EXERCISE TASK. Can you arrange every item below as a Markdown table with a Row column holding the row number and a Line column holding the line itself, skipping any blank lines and leaving the pictures out?

GIVEN RECORDS.
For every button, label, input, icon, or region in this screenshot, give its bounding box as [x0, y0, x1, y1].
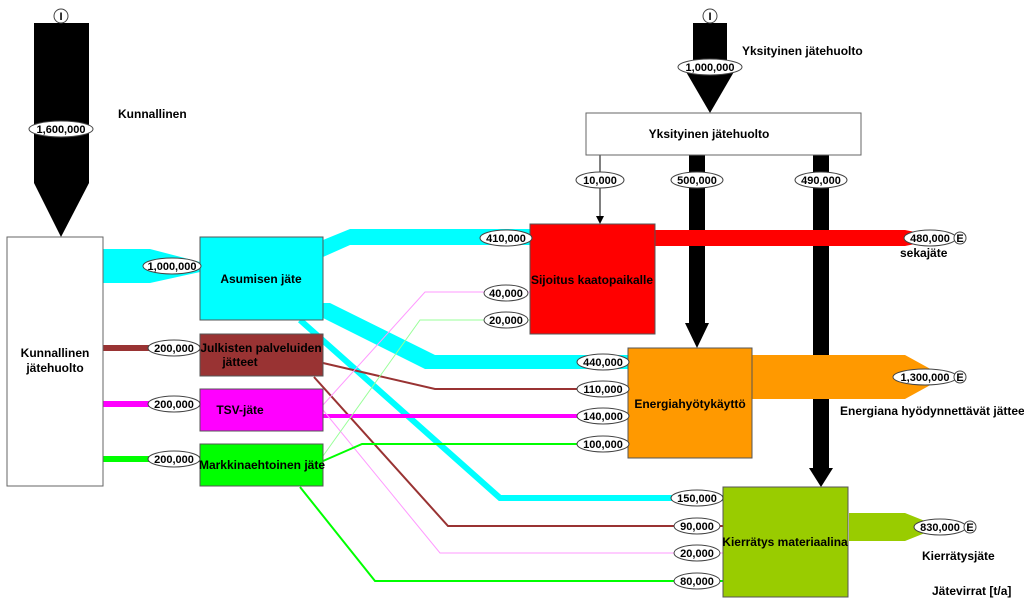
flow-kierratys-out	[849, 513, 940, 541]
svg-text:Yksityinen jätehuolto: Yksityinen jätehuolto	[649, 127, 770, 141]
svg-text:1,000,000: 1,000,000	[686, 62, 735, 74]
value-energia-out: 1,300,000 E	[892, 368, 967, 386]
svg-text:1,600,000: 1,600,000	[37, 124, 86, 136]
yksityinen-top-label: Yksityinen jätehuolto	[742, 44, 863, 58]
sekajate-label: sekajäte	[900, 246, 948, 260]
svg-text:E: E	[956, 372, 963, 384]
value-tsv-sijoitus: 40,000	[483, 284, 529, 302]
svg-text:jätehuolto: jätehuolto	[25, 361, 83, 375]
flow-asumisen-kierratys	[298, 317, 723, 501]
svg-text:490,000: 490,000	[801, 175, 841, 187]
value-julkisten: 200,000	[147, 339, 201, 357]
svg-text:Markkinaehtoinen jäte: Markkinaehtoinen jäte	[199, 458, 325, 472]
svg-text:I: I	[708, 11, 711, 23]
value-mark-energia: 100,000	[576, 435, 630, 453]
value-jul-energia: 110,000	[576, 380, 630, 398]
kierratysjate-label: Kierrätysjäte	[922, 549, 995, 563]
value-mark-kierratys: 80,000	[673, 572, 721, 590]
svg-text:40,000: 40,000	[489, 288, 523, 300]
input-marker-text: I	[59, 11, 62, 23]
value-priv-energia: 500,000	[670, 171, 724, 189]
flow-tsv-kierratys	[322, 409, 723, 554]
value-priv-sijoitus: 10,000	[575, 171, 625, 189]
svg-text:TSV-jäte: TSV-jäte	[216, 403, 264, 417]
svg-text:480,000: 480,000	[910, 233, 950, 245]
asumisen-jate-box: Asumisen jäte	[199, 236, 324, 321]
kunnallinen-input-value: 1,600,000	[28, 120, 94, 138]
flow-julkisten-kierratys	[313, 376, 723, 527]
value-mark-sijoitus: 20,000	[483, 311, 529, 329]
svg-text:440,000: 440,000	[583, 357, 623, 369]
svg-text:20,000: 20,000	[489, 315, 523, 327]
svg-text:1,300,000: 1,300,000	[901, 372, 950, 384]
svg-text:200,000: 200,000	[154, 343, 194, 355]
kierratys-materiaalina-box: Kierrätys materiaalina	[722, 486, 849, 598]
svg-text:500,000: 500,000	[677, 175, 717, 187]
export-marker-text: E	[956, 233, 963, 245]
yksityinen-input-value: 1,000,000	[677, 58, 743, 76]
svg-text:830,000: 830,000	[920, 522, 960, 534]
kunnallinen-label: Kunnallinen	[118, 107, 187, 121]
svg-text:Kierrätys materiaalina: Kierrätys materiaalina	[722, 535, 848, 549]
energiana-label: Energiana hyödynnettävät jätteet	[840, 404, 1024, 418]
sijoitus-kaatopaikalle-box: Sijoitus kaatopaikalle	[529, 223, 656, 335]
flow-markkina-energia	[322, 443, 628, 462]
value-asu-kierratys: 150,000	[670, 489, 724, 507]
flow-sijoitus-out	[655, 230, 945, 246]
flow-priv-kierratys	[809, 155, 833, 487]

EXERCISE ANSWER.
| Row | Line |
|---|---|
| 1 | For every button, label, input, icon, or region in this screenshot, give its bounding box as [x0, y0, x1, y1]. |
| 2 | flow-kierratys-out	[849, 513, 940, 541] |
| 3 | svg-text:Yksityinen jätehuolto: Yksityinen jätehuolto	[649, 127, 770, 141] |
| 4 | svg-text:1,000,000: 1,000,000	[686, 62, 735, 74] |
| 5 | value-energia-out: 1,300,000 E	[892, 368, 967, 386] |
| 6 | svg-text:1,600,000: 1,600,000	[37, 124, 86, 136] |
| 7 | yksityinen-top-label: Yksityinen jätehuolto	[742, 44, 863, 58] |
| 8 | sekajate-label: sekajäte	[900, 246, 948, 260] |
| 9 | svg-text:E: E	[956, 372, 963, 384] |
| 10 | value-tsv-sijoitus: 40,000	[483, 284, 529, 302] |
| 11 | svg-text:jätehuolto: jätehuolto	[25, 361, 83, 375] |
| 12 | flow-asumisen-kierratys	[298, 317, 723, 501] |
| 13 | svg-text:490,000: 490,000	[801, 175, 841, 187] |
| 14 | value-julkisten: 200,000	[147, 339, 201, 357] |
| 15 | svg-text:Markkinaehtoinen jäte: Markkinaehtoinen jäte	[199, 458, 325, 472] |
| 16 | svg-text:I: I	[708, 11, 711, 23] |
| 17 | value-mark-energia: 100,000	[576, 435, 630, 453] |
| 18 | value-jul-energia: 110,000	[576, 380, 630, 398] |
| 19 | kierratysjate-label: Kierrätysjäte	[922, 549, 995, 563] |
| 20 | value-mark-kierratys: 80,000	[673, 572, 721, 590] |
| 21 | svg-text:40,000: 40,000	[489, 288, 523, 300] |
| 22 | input-marker-text: I	[59, 11, 62, 23] |
| 23 | value-priv-energia: 500,000	[670, 171, 724, 189] |
| 24 | flow-tsv-kierratys	[322, 409, 723, 554] |
| 25 | value-priv-sijoitus: 10,000	[575, 171, 625, 189] |
| 26 | svg-text:TSV-jäte: TSV-jäte	[216, 403, 264, 417] |
| 27 | svg-text:480,000: 480,000	[910, 233, 950, 245] |
| 28 | asumisen-jate-box: Asumisen jäte	[199, 236, 324, 321] |
| 29 | kunnallinen-input-value: 1,600,000	[28, 120, 94, 138] |
| 30 | flow-julkisten-kierratys	[313, 376, 723, 527] |
| 31 | value-mark-sijoitus: 20,000	[483, 311, 529, 329] |
| 32 | svg-text:440,000: 440,000	[583, 357, 623, 369] |
| 33 | svg-text:20,000: 20,000	[489, 315, 523, 327] |
| 34 | svg-text:1,300,000: 1,300,000	[901, 372, 950, 384] |
| 35 | svg-text:200,000: 200,000	[154, 343, 194, 355] |
| 36 | kierratys-materiaalina-box: Kierrätys materiaalina	[722, 486, 849, 598] |
| 37 | svg-text:500,000: 500,000	[677, 175, 717, 187] |
| 38 | export-marker-text: E	[956, 233, 963, 245] |
| 39 | yksityinen-input-value: 1,000,000	[677, 58, 743, 76] |
| 40 | svg-text:830,000: 830,000	[920, 522, 960, 534] |
| 41 | kunnallinen-label: Kunnallinen	[118, 107, 187, 121] |
| 42 | svg-text:Kierrätys materiaalina: Kierrätys materiaalina	[722, 535, 848, 549] |
| 43 | energiana-label: Energiana hyödynnettävät jätteet	[840, 404, 1024, 418] |
| 44 | sijoitus-kaatopaikalle-box: Sijoitus kaatopaikalle	[529, 223, 656, 335] |
| 45 | flow-markkina-energia	[322, 443, 628, 462] |
| 46 | value-asu-kierratys: 150,000	[670, 489, 724, 507] |
| 47 | flow-sijoitus-out	[655, 230, 945, 246] |
| 48 | flow-priv-kierratys	[809, 155, 833, 487] |